THE PROBLEM:
Reproduce every row below word for word, leaving out the pictures.

DATASET RECORDS:

════

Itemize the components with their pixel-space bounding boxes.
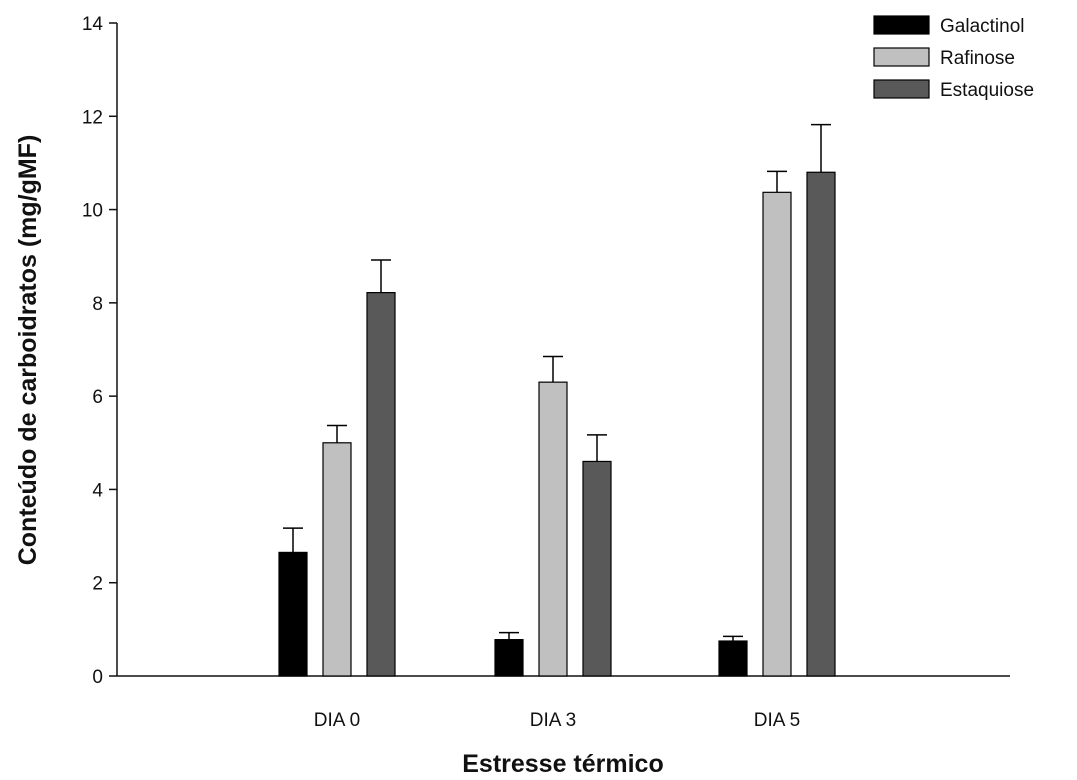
bar: [366, 291, 396, 677]
y-tick-label: 6: [92, 387, 103, 408]
y-tick-label: 2: [92, 574, 103, 595]
bar: [278, 551, 308, 677]
x-category-label: DIA 0: [314, 710, 360, 731]
x-axis-category-labels: DIA 0 DIA 3 DIA 5: [314, 710, 800, 731]
y-axis-ticks: 0 2 4 6 8 10 12 14: [82, 14, 117, 688]
legend-swatch: [873, 15, 930, 35]
series-rafinose: [322, 170, 792, 677]
bar: [322, 442, 352, 677]
bar-series-group: [278, 123, 836, 677]
bar: [494, 639, 524, 677]
bar: [718, 640, 748, 677]
y-tick-label: 14: [82, 14, 104, 35]
bar: [762, 191, 792, 677]
bar: [806, 171, 836, 677]
x-category-label: DIA 3: [530, 710, 576, 731]
legend-label: Galactinol: [940, 16, 1025, 37]
x-category-label: DIA 5: [754, 710, 800, 731]
legend-swatch: [873, 47, 930, 67]
series-estaquiose: [366, 123, 836, 677]
x-axis-title: Estresse térmico: [462, 750, 664, 778]
series-galactinol: [278, 527, 748, 677]
y-tick-label: 0: [92, 667, 103, 688]
y-tick-label: 4: [92, 480, 103, 501]
y-tick-label: 8: [92, 294, 103, 315]
bar: [538, 381, 568, 677]
y-tick-label: 12: [82, 107, 103, 128]
legend-label: Estaquiose: [940, 80, 1034, 101]
bar: [582, 460, 612, 677]
y-axis-title: Conteúdo de carboidratos (mg/gMF): [14, 135, 42, 566]
legend: Galactinol Rafinose Estaquiose: [873, 15, 1034, 101]
legend-label: Rafinose: [940, 48, 1015, 69]
legend-swatch: [873, 79, 930, 99]
y-tick-label: 10: [82, 201, 103, 222]
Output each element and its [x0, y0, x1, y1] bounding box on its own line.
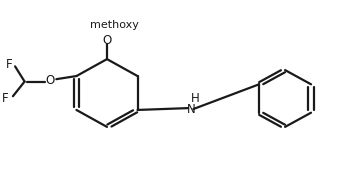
Text: O: O — [102, 34, 112, 47]
Text: F: F — [5, 58, 12, 71]
Text: N: N — [187, 102, 196, 116]
Text: F: F — [2, 92, 9, 105]
Text: H: H — [191, 92, 200, 105]
Text: O: O — [45, 74, 55, 87]
Text: methoxy: methoxy — [90, 20, 139, 30]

════

WRITTEN SOLUTION:
Itemize the components with their pixel-space bounding boxes.
bar: [366, 291, 396, 677]
y-tick-label: 6: [92, 387, 103, 408]
y-tick-label: 2: [92, 574, 103, 595]
bar: [278, 551, 308, 677]
x-category-label: DIA 0: [314, 710, 360, 731]
x-axis-category-labels: DIA 0 DIA 3 DIA 5: [314, 710, 800, 731]
y-axis-ticks: 0 2 4 6 8 10 12 14: [82, 14, 117, 688]
legend-swatch: [873, 15, 930, 35]
series-rafinose: [322, 170, 792, 677]
bar: [322, 442, 352, 677]
bar-series-group: [278, 123, 836, 677]
bar: [494, 639, 524, 677]
bar: [718, 640, 748, 677]
y-tick-label: 14: [82, 14, 104, 35]
bar: [762, 191, 792, 677]
bar: [806, 171, 836, 677]
x-category-label: DIA 3: [530, 710, 576, 731]
legend-label: Galactinol: [940, 16, 1025, 37]
x-category-label: DIA 5: [754, 710, 800, 731]
legend-swatch: [873, 47, 930, 67]
series-estaquiose: [366, 123, 836, 677]
x-axis-title: Estresse térmico: [462, 750, 664, 778]
series-galactinol: [278, 527, 748, 677]
y-tick-label: 0: [92, 667, 103, 688]
y-tick-label: 4: [92, 480, 103, 501]
y-tick-label: 8: [92, 294, 103, 315]
bar: [538, 381, 568, 677]
y-tick-label: 12: [82, 107, 103, 128]
legend-label: Estaquiose: [940, 80, 1034, 101]
bar: [582, 460, 612, 677]
y-axis-title: Conteúdo de carboidratos (mg/gMF): [14, 135, 42, 566]
legend: Galactinol Rafinose Estaquiose: [873, 15, 1034, 101]
legend-label: Rafinose: [940, 48, 1015, 69]
legend-swatch: [873, 79, 930, 99]
y-tick-label: 10: [82, 201, 103, 222]
Output each element and its [x0, y0, x1, y1] bounding box on its own line.
Text: O: O — [102, 34, 112, 47]
Text: F: F — [5, 58, 12, 71]
Text: N: N — [187, 102, 196, 116]
Text: F: F — [2, 92, 9, 105]
Text: H: H — [191, 92, 200, 105]
Text: O: O — [45, 74, 55, 87]
Text: methoxy: methoxy — [90, 20, 139, 30]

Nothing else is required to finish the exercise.